START DATA PROVIDED

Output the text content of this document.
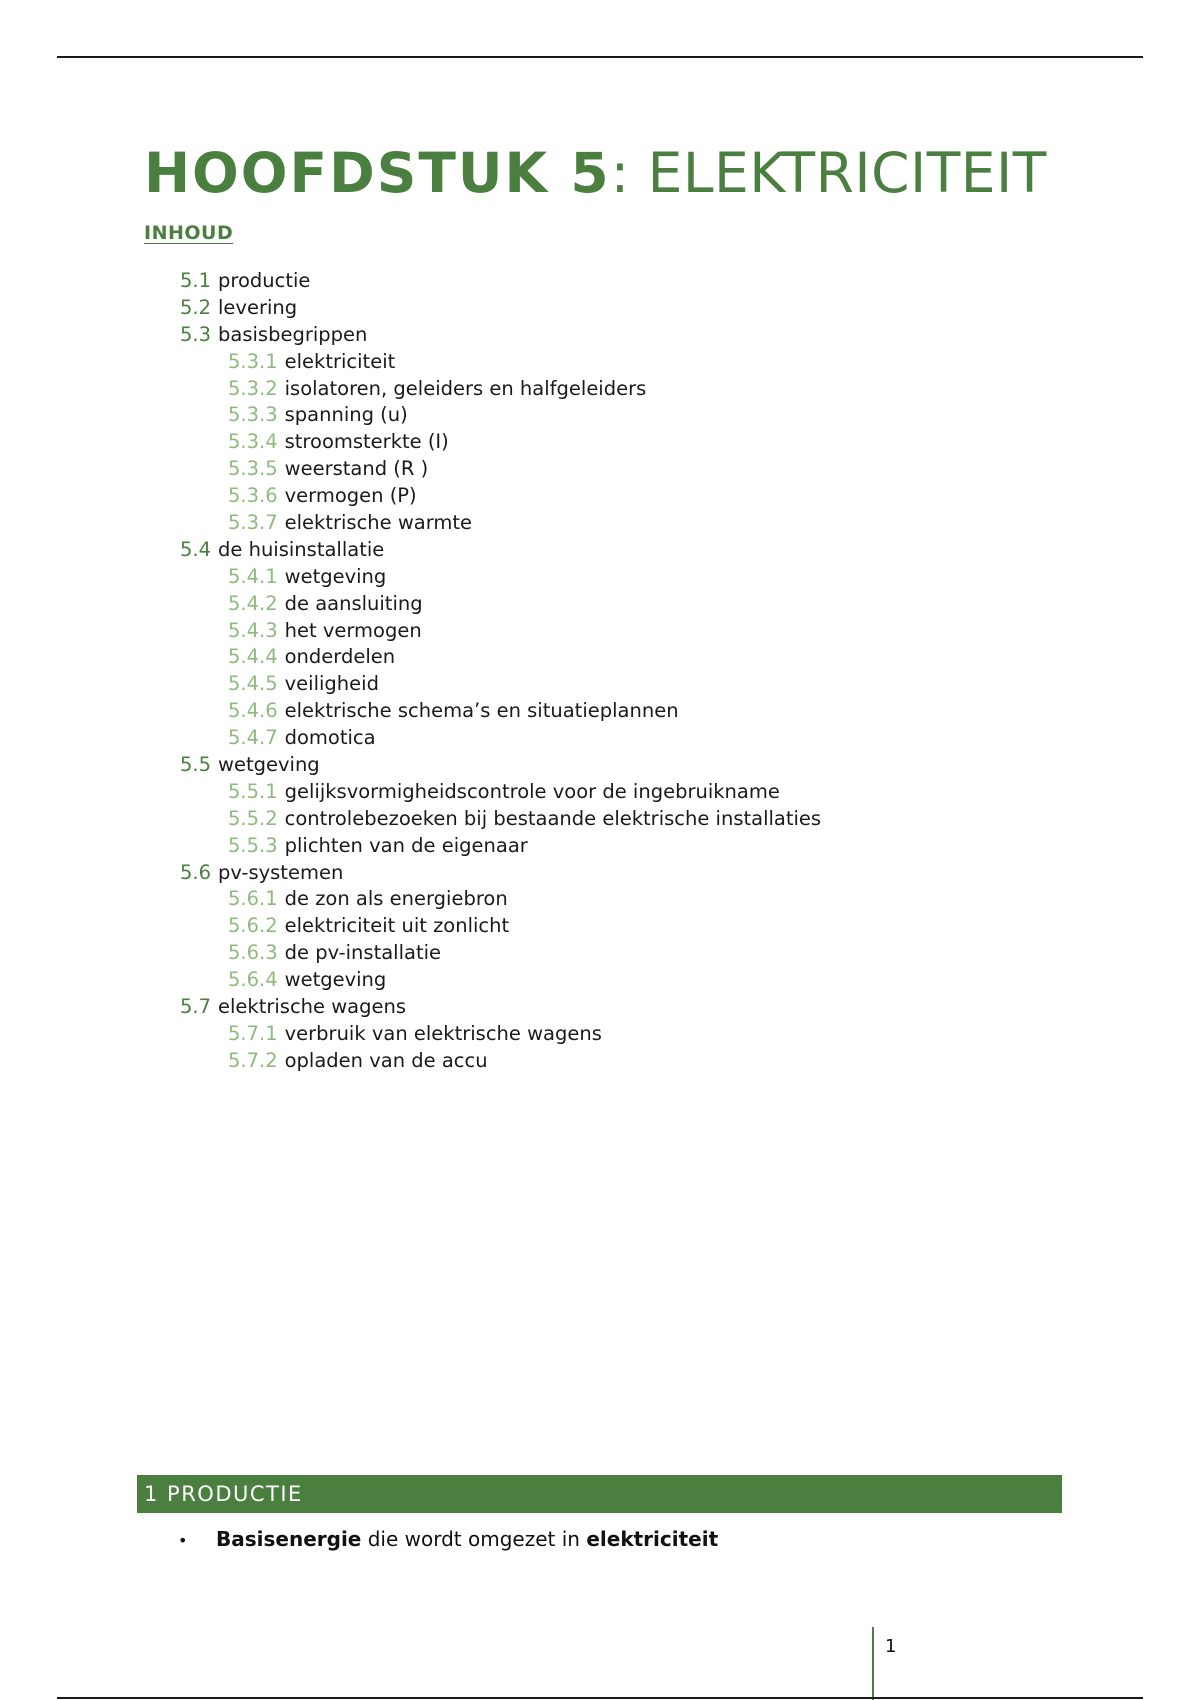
HOOFDSTUK 5: ELEKTRICITEIT
INHOUD
5.1 productie
5.2 levering
5.3 basisbegrippen
5.3.1 elektriciteit
5.3.2 isolatoren, geleiders en halfgeleiders
5.3.3 spanning (u)
5.3.4 stroomsterkte (I)
5.3.5 weerstand (R )
5.3.6 vermogen (P)
5.3.7 elektrische warmte
5.4 de huisinstallatie
5.4.1 wetgeving
5.4.2 de aansluiting
5.4.3 het vermogen
5.4.4 onderdelen
5.4.5 veiligheid
5.4.6 elektrische schema’s en situatieplannen
5.4.7 domotica
5.5 wetgeving
5.5.1 gelijksvormigheidscontrole voor de ingebruikname
5.5.2 controlebezoeken bij bestaande elektrische installaties
5.5.3 plichten van de eigenaar
5.6 pv-systemen
5.6.1 de zon als energiebron
5.6.2 elektriciteit uit zonlicht
5.6.3 de pv-installatie
5.6.4 wetgeving
5.7 elektrische wagens
5.7.1 verbruik van elektrische wagens
5.7.2 opladen van de accu
1 PRODUCTIE
• Basisenergie die wordt omgezet in elektriciteit
1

END DATA PROVIDED

Write out each entry exactly as given, but skip the pictures.

Output the text content of this document.
HOOFDSTUK 5: ELEKTRICITEIT
INHOUD
5.1 productie
5.2 levering
5.3 basisbegrippen
5.3.1 elektriciteit
5.3.2 isolatoren, geleiders en halfgeleiders
5.3.3 spanning (u)
5.3.4 stroomsterkte (I)
5.3.5 weerstand (R )
5.3.6 vermogen (P)
5.3.7 elektrische warmte
5.4 de huisinstallatie
5.4.1 wetgeving
5.4.2 de aansluiting
5.4.3 het vermogen
5.4.4 onderdelen
5.4.5 veiligheid
5.4.6 elektrische schema’s en situatieplannen
5.4.7 domotica
5.5 wetgeving
5.5.1 gelijksvormigheidscontrole voor de ingebruikname
5.5.2 controlebezoeken bij bestaande elektrische installaties
5.5.3 plichten van de eigenaar
5.6 pv-systemen
5.6.1 de zon als energiebron
5.6.2 elektriciteit uit zonlicht
5.6.3 de pv-installatie
5.6.4 wetgeving
5.7 elektrische wagens
5.7.1 verbruik van elektrische wagens
5.7.2 opladen van de accu
1 PRODUCTIE
• Basisenergie die wordt omgezet in elektriciteit
1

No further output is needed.